PROBLEM REQUIREMENTS – Write out the listing in full, matching it word for word.

Figure collection entries –
□ □ □ □ □

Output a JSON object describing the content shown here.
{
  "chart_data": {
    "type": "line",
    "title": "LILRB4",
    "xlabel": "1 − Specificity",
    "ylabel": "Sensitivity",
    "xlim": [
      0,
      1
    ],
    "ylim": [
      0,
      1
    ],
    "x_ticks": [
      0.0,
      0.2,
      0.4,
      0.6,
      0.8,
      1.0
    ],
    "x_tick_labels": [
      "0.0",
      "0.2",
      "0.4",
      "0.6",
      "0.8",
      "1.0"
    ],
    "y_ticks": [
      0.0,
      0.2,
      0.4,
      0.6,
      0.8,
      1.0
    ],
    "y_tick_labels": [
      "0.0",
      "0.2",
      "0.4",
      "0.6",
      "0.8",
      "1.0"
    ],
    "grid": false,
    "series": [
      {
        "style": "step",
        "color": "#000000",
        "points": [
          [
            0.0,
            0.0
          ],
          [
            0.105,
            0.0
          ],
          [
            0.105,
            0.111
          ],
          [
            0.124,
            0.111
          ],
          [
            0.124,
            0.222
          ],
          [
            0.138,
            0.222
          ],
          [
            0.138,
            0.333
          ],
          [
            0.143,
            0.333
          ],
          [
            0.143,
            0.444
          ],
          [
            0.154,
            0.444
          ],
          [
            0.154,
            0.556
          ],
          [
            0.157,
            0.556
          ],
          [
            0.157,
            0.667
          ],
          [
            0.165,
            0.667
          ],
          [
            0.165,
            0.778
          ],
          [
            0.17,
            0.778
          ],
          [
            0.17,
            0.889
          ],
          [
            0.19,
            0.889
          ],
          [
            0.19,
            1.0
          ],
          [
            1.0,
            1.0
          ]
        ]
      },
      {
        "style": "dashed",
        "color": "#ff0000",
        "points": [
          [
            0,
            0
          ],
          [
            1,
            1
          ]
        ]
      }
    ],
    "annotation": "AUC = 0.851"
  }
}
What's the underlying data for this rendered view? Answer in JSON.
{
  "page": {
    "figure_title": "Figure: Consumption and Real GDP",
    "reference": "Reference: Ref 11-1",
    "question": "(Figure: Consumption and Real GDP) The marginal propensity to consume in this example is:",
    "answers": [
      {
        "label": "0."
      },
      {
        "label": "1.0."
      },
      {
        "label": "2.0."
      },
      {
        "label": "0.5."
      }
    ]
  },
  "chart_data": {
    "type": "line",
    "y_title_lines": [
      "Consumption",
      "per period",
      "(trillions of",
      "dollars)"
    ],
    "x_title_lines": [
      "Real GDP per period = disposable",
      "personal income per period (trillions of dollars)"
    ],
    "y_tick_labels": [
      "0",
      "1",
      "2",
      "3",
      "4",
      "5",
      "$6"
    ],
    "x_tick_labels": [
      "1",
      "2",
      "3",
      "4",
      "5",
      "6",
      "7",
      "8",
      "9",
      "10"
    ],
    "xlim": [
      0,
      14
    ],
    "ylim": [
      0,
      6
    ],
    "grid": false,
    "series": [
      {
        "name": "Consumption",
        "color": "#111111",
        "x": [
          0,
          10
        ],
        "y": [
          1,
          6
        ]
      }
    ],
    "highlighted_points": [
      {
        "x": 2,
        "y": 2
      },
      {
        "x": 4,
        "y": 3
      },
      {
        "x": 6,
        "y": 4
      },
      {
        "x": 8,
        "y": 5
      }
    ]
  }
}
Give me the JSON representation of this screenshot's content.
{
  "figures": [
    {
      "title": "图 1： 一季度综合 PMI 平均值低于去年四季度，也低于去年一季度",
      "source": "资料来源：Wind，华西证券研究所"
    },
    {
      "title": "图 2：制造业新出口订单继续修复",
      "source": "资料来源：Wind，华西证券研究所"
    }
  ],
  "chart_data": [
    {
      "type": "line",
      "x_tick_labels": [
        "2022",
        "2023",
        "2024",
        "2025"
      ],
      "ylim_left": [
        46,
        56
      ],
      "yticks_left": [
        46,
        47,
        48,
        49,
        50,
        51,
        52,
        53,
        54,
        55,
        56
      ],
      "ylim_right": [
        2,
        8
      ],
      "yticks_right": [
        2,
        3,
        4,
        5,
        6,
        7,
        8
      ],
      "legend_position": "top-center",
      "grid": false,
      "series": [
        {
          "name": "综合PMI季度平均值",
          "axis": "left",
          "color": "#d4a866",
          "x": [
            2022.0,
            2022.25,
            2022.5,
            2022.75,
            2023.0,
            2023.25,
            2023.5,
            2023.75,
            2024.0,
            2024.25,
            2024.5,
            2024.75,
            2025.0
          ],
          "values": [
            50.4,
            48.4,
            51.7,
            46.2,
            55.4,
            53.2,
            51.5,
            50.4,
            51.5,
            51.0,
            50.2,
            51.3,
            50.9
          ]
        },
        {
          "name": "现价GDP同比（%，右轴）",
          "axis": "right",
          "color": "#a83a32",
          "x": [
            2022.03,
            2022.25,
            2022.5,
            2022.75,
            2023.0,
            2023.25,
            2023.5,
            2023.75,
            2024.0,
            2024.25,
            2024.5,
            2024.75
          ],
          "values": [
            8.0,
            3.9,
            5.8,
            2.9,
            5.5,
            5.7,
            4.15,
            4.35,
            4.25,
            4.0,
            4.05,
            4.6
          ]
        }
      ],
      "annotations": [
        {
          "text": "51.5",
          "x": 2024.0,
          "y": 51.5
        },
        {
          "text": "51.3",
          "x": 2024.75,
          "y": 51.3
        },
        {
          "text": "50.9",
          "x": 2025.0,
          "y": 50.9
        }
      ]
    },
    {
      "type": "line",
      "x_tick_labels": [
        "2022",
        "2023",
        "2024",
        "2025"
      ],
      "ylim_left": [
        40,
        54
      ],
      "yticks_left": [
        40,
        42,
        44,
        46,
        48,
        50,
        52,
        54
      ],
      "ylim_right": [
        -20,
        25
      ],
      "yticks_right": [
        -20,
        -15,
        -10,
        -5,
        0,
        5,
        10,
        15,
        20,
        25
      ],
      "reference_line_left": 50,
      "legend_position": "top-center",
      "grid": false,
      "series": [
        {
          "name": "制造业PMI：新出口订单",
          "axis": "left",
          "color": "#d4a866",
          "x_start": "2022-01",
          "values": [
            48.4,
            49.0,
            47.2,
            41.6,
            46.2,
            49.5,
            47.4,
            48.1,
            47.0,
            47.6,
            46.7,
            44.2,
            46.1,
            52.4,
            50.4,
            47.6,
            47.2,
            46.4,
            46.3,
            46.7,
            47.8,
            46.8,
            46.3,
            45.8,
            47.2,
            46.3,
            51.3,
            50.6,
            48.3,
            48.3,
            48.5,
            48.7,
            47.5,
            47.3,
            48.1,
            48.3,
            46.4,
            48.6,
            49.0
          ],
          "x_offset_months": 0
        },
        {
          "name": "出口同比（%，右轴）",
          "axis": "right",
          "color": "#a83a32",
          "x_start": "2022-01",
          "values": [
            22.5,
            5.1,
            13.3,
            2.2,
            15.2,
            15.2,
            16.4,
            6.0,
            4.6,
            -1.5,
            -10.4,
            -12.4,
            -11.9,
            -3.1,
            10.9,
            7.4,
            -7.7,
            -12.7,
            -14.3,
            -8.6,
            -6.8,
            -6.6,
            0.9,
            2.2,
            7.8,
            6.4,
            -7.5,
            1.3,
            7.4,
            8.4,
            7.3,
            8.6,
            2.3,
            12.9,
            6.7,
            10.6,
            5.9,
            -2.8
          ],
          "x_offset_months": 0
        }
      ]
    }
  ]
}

□ □ □ □ □

RESPONSE –
Output a JSON object describing the content shown here.
{
  "chart_data": {
    "type": "line",
    "title": "LILRB4",
    "xlabel": "1 − Specificity",
    "ylabel": "Sensitivity",
    "xlim": [
      0,
      1
    ],
    "ylim": [
      0,
      1
    ],
    "x_ticks": [
      0.0,
      0.2,
      0.4,
      0.6,
      0.8,
      1.0
    ],
    "x_tick_labels": [
      "0.0",
      "0.2",
      "0.4",
      "0.6",
      "0.8",
      "1.0"
    ],
    "y_ticks": [
      0.0,
      0.2,
      0.4,
      0.6,
      0.8,
      1.0
    ],
    "y_tick_labels": [
      "0.0",
      "0.2",
      "0.4",
      "0.6",
      "0.8",
      "1.0"
    ],
    "grid": false,
    "series": [
      {
        "style": "step",
        "color": "#000000",
        "points": [
          [
            0.0,
            0.0
          ],
          [
            0.105,
            0.0
          ],
          [
            0.105,
            0.111
          ],
          [
            0.124,
            0.111
          ],
          [
            0.124,
            0.222
          ],
          [
            0.138,
            0.222
          ],
          [
            0.138,
            0.333
          ],
          [
            0.143,
            0.333
          ],
          [
            0.143,
            0.444
          ],
          [
            0.154,
            0.444
          ],
          [
            0.154,
            0.556
          ],
          [
            0.157,
            0.556
          ],
          [
            0.157,
            0.667
          ],
          [
            0.165,
            0.667
          ],
          [
            0.165,
            0.778
          ],
          [
            0.17,
            0.778
          ],
          [
            0.17,
            0.889
          ],
          [
            0.19,
            0.889
          ],
          [
            0.19,
            1.0
          ],
          [
            1.0,
            1.0
          ]
        ]
      },
      {
        "style": "dashed",
        "color": "#ff0000",
        "points": [
          [
            0,
            0
          ],
          [
            1,
            1
          ]
        ]
      }
    ],
    "annotation": "AUC = 0.851"
  }
}
What's the underlying data for this rendered view? Answer in JSON.
{
  "page": {
    "figure_title": "Figure: Consumption and Real GDP",
    "reference": "Reference: Ref 11-1",
    "question": "(Figure: Consumption and Real GDP) The marginal propensity to consume in this example is:",
    "answers": [
      {
        "label": "0."
      },
      {
        "label": "1.0."
      },
      {
        "label": "2.0."
      },
      {
        "label": "0.5."
      }
    ]
  },
  "chart_data": {
    "type": "line",
    "y_title_lines": [
      "Consumption",
      "per period",
      "(trillions of",
      "dollars)"
    ],
    "x_title_lines": [
      "Real GDP per period = disposable",
      "personal income per period (trillions of dollars)"
    ],
    "y_tick_labels": [
      "0",
      "1",
      "2",
      "3",
      "4",
      "5",
      "$6"
    ],
    "x_tick_labels": [
      "1",
      "2",
      "3",
      "4",
      "5",
      "6",
      "7",
      "8",
      "9",
      "10"
    ],
    "xlim": [
      0,
      14
    ],
    "ylim": [
      0,
      6
    ],
    "grid": false,
    "series": [
      {
        "name": "Consumption",
        "color": "#111111",
        "x": [
          0,
          10
        ],
        "y": [
          1,
          6
        ]
      }
    ],
    "highlighted_points": [
      {
        "x": 2,
        "y": 2
      },
      {
        "x": 4,
        "y": 3
      },
      {
        "x": 6,
        "y": 4
      },
      {
        "x": 8,
        "y": 5
      }
    ]
  }
}
Give me the JSON representation of this screenshot's content.
{
  "figures": [
    {
      "title": "图 1： 一季度综合 PMI 平均值低于去年四季度，也低于去年一季度",
      "source": "资料来源：Wind，华西证券研究所"
    },
    {
      "title": "图 2：制造业新出口订单继续修复",
      "source": "资料来源：Wind，华西证券研究所"
    }
  ],
  "chart_data": [
    {
      "type": "line",
      "x_tick_labels": [
        "2022",
        "2023",
        "2024",
        "2025"
      ],
      "ylim_left": [
        46,
        56
      ],
      "yticks_left": [
        46,
        47,
        48,
        49,
        50,
        51,
        52,
        53,
        54,
        55,
        56
      ],
      "ylim_right": [
        2,
        8
      ],
      "yticks_right": [
        2,
        3,
        4,
        5,
        6,
        7,
        8
      ],
      "legend_position": "top-center",
      "grid": false,
      "series": [
        {
          "name": "综合PMI季度平均值",
          "axis": "left",
          "color": "#d4a866",
          "x": [
            2022.0,
            2022.25,
            2022.5,
            2022.75,
            2023.0,
            2023.25,
            2023.5,
            2023.75,
            2024.0,
            2024.25,
            2024.5,
            2024.75,
            2025.0
          ],
          "values": [
            50.4,
            48.4,
            51.7,
            46.2,
            55.4,
            53.2,
            51.5,
            50.4,
            51.5,
            51.0,
            50.2,
            51.3,
            50.9
          ]
        },
        {
          "name": "现价GDP同比（%，右轴）",
          "axis": "right",
          "color": "#a83a32",
          "x": [
            2022.03,
            2022.25,
            2022.5,
            2022.75,
            2023.0,
            2023.25,
            2023.5,
            2023.75,
            2024.0,
            2024.25,
            2024.5,
            2024.75
          ],
          "values": [
            8.0,
            3.9,
            5.8,
            2.9,
            5.5,
            5.7,
            4.15,
            4.35,
            4.25,
            4.0,
            4.05,
            4.6
          ]
        }
      ],
      "annotations": [
        {
          "text": "51.5",
          "x": 2024.0,
          "y": 51.5
        },
        {
          "text": "51.3",
          "x": 2024.75,
          "y": 51.3
        },
        {
          "text": "50.9",
          "x": 2025.0,
          "y": 50.9
        }
      ]
    },
    {
      "type": "line",
      "x_tick_labels": [
        "2022",
        "2023",
        "2024",
        "2025"
      ],
      "ylim_left": [
        40,
        54
      ],
      "yticks_left": [
        40,
        42,
        44,
        46,
        48,
        50,
        52,
        54
      ],
      "ylim_right": [
        -20,
        25
      ],
      "yticks_right": [
        -20,
        -15,
        -10,
        -5,
        0,
        5,
        10,
        15,
        20,
        25
      ],
      "reference_line_left": 50,
      "legend_position": "top-center",
      "grid": false,
      "series": [
        {
          "name": "制造业PMI：新出口订单",
          "axis": "left",
          "color": "#d4a866",
          "x_start": "2022-01",
          "values": [
            48.4,
            49.0,
            47.2,
            41.6,
            46.2,
            49.5,
            47.4,
            48.1,
            47.0,
            47.6,
            46.7,
            44.2,
            46.1,
            52.4,
            50.4,
            47.6,
            47.2,
            46.4,
            46.3,
            46.7,
            47.8,
            46.8,
            46.3,
            45.8,
            47.2,
            46.3,
            51.3,
            50.6,
            48.3,
            48.3,
            48.5,
            48.7,
            47.5,
            47.3,
            48.1,
            48.3,
            46.4,
            48.6,
            49.0
          ],
          "x_offset_months": 0
        },
        {
          "name": "出口同比（%，右轴）",
          "axis": "right",
          "color": "#a83a32",
          "x_start": "2022-01",
          "values": [
            22.5,
            5.1,
            13.3,
            2.2,
            15.2,
            15.2,
            16.4,
            6.0,
            4.6,
            -1.5,
            -10.4,
            -12.4,
            -11.9,
            -3.1,
            10.9,
            7.4,
            -7.7,
            -12.7,
            -14.3,
            -8.6,
            -6.8,
            -6.6,
            0.9,
            2.2,
            7.8,
            6.4,
            -7.5,
            1.3,
            7.4,
            8.4,
            7.3,
            8.6,
            2.3,
            12.9,
            6.7,
            10.6,
            5.9,
            -2.8
          ],
          "x_offset_months": 0
        }
      ]
    }
  ]
}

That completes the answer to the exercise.